Extracted data entries:
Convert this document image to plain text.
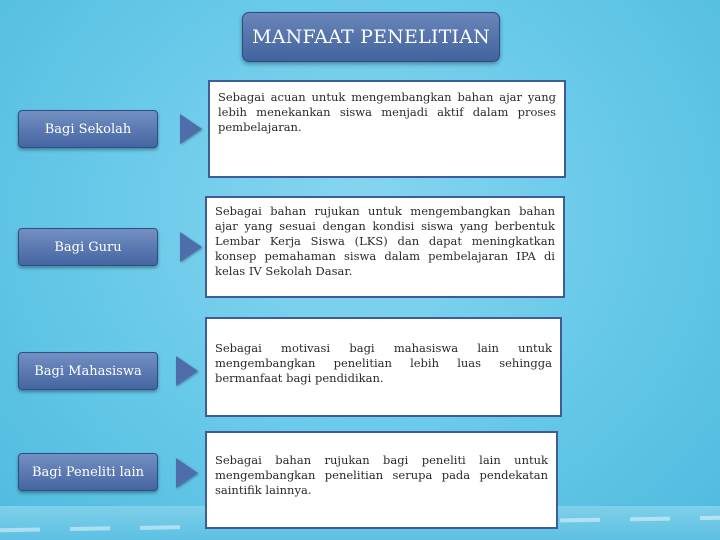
MANFAAT PENELITIAN
Bagi Sekolah
Sebagai acuan untuk mengembangkan bahan ajar yang lebih menekankan siswa menjadi aktif dalam proses pembelajaran.
Bagi Guru
Sebagai bahan rujukan untuk mengembangkan bahan ajar yang sesuai dengan kondisi siswa yang berbentuk Lembar Kerja Siswa (LKS) dan dapat meningkatkan konsep pemahaman siswa dalam pembelajaran IPA di kelas IV Sekolah Dasar.
Bagi Mahasiswa
Sebagai motivasi bagi mahasiswa lain untuk mengembangkan penelitian lebih luas sehingga bermanfaat bagi pendidikan.
Bagi Peneliti lain
Sebagai bahan rujukan bagi peneliti lain untuk mengembangkan penelitian serupa pada pendekatan saintifik lainnya.
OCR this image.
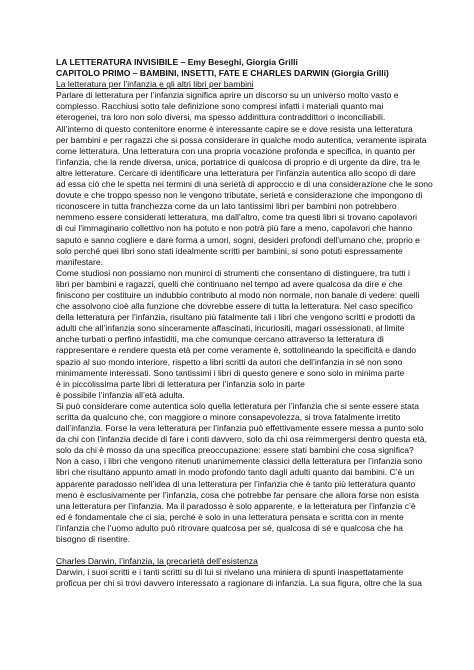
LA LETTERATURA INVISIBILE – Emy Beseghi, Giorgia Grilli
CAPITOLO PRIMO – BAMBINI, INSETTI, FATE E CHARLES DARWIN (Giorgia Grilli)
La letteratura per l’infanzia e gli altri libri per bambini
Parlare di letteratura per l’infanzia significa aprire un discorso su un universo molto vasto e
complesso. Racchiusi sotto tale definizione sono compresi infatti i materiali quanto mai
eterogenei, tra loro non solo diversi, ma spesso addirittura contraddittori o inconciliabili.
All’interno di questo contenitore enorme è interessante capire se e dove resista una letteratura
per bambini e per ragazzi che si possa considerare in qualche modo autentica, veramente ispirata
come letteratura. Una letteratura con una propria vocazione profonda e specifica, in quanto per
l’infanzia, che la rende diversa, unica, portatrice di qualcosa di proprio e di urgente da dire, tra le
altre letterature. Cercare di identificare una letteratura per l’infanzia autentica allo scopo di dare
ad essa ciò che le spetta nei termini di una serietà di approccio e di una considerazione che le sono
dovute e che troppo spesso non le vengono tributate, serietà e considerazione che impongono di
riconoscere in tutta franchezza come da un lato tantissimi libri per bambini non potrebbero
nemmeno essere considerati letteratura, ma dall’altro, come tra questi libri si trovano capolavori
di cui l’immaginario collettivo non ha potuto e non potrà più fare a meno, capolavori che hanno
saputo e sanno cogliere e dare forma a umori, sogni, desideri profondi dell’umano che, proprio e
solo perché quei libri sono stati idealmente scritti per bambini, si sono potuti espressamente
manifestare.
Come studiosi non possiamo non munirci di strumenti che consentano di distinguere, tra tutti i
libri per bambini e ragazzi, quelli che continuano nel tempo ad avere qualcosa da dire e che
finiscono per costituire un indubbio contributo al modo non normale, non banale di vedere: quelli
che assolvono cioè alla funzione che dovrebbe essere di tutta la letteratura. Nel caso specifico
della letteratura per l’infanzia, risultano più fatalmente tali i libri che vengono scritti e prodotti da
adulti che all’infanzia sono sinceramente affascinati, incuriositi, magari ossessionati, al limite
anche turbati o perfino infastiditi, ma che comunque cercano attraverso la letteratura di
rappresentare e rendere questa età per come veramente è, sottolineando la specificità e dando
spazio al suo mondo interiore, rispetto a libri scritti da autori che dell’infanzia in sé non sono
minimamente interessati. Sono tantissimi i libri di questo genere e sono solo in minima parte
è in piccolissima parte libri di letteratura per l’infanzia solo in parte
è possibile l’infanzia all’età adulta.
Si può considerare come autentica solo quella letteratura per l’infanzia che si sente essere stata
scritta da qualcuno che, con maggiore o minore consapevolezza, si trova fatalmente irretito
dall’infanzia. Forse la vera letteratura per l’infanzia può effettivamente essere messa a punto solo
da chi con l’infanzia decide di fare i conti davvero, solo da chi osa reimmergersi dentro questa età,
solo da chi è mosso da una specifica preoccupazione: essere stati bambini che cosa significa?
Non a caso, i libri che vengono ritenuti unanimemente classici della letteratura per l’infanzia sono
libri che risultano appunto amati in modo profondo tanto dagli adulti quanto dai bambini. C’è un
apparente paradosso nell’idea di una letteratura per l’infanzia che è tanto più letteratura quanto
meno è esclusivamente per l’infanzia, cosa che potrebbe far pensare che allora forse non esista
una letteratura per l’infanzia. Ma il paradosso è solo apparente, e la letteratura per l’infanzia c’è
ed è fondamentale che ci sia, perché è solo in una letteratura pensata e scritta con in mente
l’infanzia che l’uomo adulto può ritrovare qualcosa per sé, qualcosa di sé e qualcosa che ha
bisogno di risentire.
Charles Darwin, l’infanzia, la precarietà dell’esistenza
Darwin, i suoi scritti e i tanti scritti su di lui si rivelano una miniera di spunti inaspettatamente
proficua per chi si trovi davvero interessato a ragionare di infanzia. La sua figura, oltre che la sua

**Your instructions:**
Transcribe the material exactly, keeping every word and none of the pictures.

**Output below:**
Convert this document image to plain text.
MANFAAT PENELITIAN
Bagi Sekolah
Sebagai acuan untuk mengembangkan bahan ajar yang lebih menekankan siswa menjadi aktif dalam proses pembelajaran.
Bagi Guru
Sebagai bahan rujukan untuk mengembangkan bahan ajar yang sesuai dengan kondisi siswa yang berbentuk Lembar Kerja Siswa (LKS) dan dapat meningkatkan konsep pemahaman siswa dalam pembelajaran IPA di kelas IV Sekolah Dasar.
Bagi Mahasiswa
Sebagai motivasi bagi mahasiswa lain untuk mengembangkan penelitian lebih luas sehingga bermanfaat bagi pendidikan.
Bagi Peneliti lain
Sebagai bahan rujukan bagi peneliti lain untuk mengembangkan penelitian serupa pada pendekatan saintifik lainnya.
OCR this image.
LA LETTERATURA INVISIBILE – Emy Beseghi, Giorgia Grilli
CAPITOLO PRIMO – BAMBINI, INSETTI, FATE E CHARLES DARWIN (Giorgia Grilli)
La letteratura per l’infanzia e gli altri libri per bambini
Parlare di letteratura per l’infanzia significa aprire un discorso su un universo molto vasto e
complesso. Racchiusi sotto tale definizione sono compresi infatti i materiali quanto mai
eterogenei, tra loro non solo diversi, ma spesso addirittura contraddittori o inconciliabili.
All’interno di questo contenitore enorme è interessante capire se e dove resista una letteratura
per bambini e per ragazzi che si possa considerare in qualche modo autentica, veramente ispirata
come letteratura. Una letteratura con una propria vocazione profonda e specifica, in quanto per
l’infanzia, che la rende diversa, unica, portatrice di qualcosa di proprio e di urgente da dire, tra le
altre letterature. Cercare di identificare una letteratura per l’infanzia autentica allo scopo di dare
ad essa ciò che le spetta nei termini di una serietà di approccio e di una considerazione che le sono
dovute e che troppo spesso non le vengono tributate, serietà e considerazione che impongono di
riconoscere in tutta franchezza come da un lato tantissimi libri per bambini non potrebbero
nemmeno essere considerati letteratura, ma dall’altro, come tra questi libri si trovano capolavori
di cui l’immaginario collettivo non ha potuto e non potrà più fare a meno, capolavori che hanno
saputo e sanno cogliere e dare forma a umori, sogni, desideri profondi dell’umano che, proprio e
solo perché quei libri sono stati idealmente scritti per bambini, si sono potuti espressamente
manifestare.
Come studiosi non possiamo non munirci di strumenti che consentano di distinguere, tra tutti i
libri per bambini e ragazzi, quelli che continuano nel tempo ad avere qualcosa da dire e che
finiscono per costituire un indubbio contributo al modo non normale, non banale di vedere: quelli
che assolvono cioè alla funzione che dovrebbe essere di tutta la letteratura. Nel caso specifico
della letteratura per l’infanzia, risultano più fatalmente tali i libri che vengono scritti e prodotti da
adulti che all’infanzia sono sinceramente affascinati, incuriositi, magari ossessionati, al limite
anche turbati o perfino infastiditi, ma che comunque cercano attraverso la letteratura di
rappresentare e rendere questa età per come veramente è, sottolineando la specificità e dando
spazio al suo mondo interiore, rispetto a libri scritti da autori che dell’infanzia in sé non sono
minimamente interessati. Sono tantissimi i libri di questo genere e sono solo in minima parte
è in piccolissima parte libri di letteratura per l’infanzia solo in parte
è possibile l’infanzia all’età adulta.
Si può considerare come autentica solo quella letteratura per l’infanzia che si sente essere stata
scritta da qualcuno che, con maggiore o minore consapevolezza, si trova fatalmente irretito
dall’infanzia. Forse la vera letteratura per l’infanzia può effettivamente essere messa a punto solo
da chi con l’infanzia decide di fare i conti davvero, solo da chi osa reimmergersi dentro questa età,
solo da chi è mosso da una specifica preoccupazione: essere stati bambini che cosa significa?
Non a caso, i libri che vengono ritenuti unanimemente classici della letteratura per l’infanzia sono
libri che risultano appunto amati in modo profondo tanto dagli adulti quanto dai bambini. C’è un
apparente paradosso nell’idea di una letteratura per l’infanzia che è tanto più letteratura quanto
meno è esclusivamente per l’infanzia, cosa che potrebbe far pensare che allora forse non esista
una letteratura per l’infanzia. Ma il paradosso è solo apparente, e la letteratura per l’infanzia c’è
ed è fondamentale che ci sia, perché è solo in una letteratura pensata e scritta con in mente
l’infanzia che l’uomo adulto può ritrovare qualcosa per sé, qualcosa di sé e qualcosa che ha
bisogno di risentire.
Charles Darwin, l’infanzia, la precarietà dell’esistenza
Darwin, i suoi scritti e i tanti scritti su di lui si rivelano una miniera di spunti inaspettatamente
proficua per chi si trovi davvero interessato a ragionare di infanzia. La sua figura, oltre che la sua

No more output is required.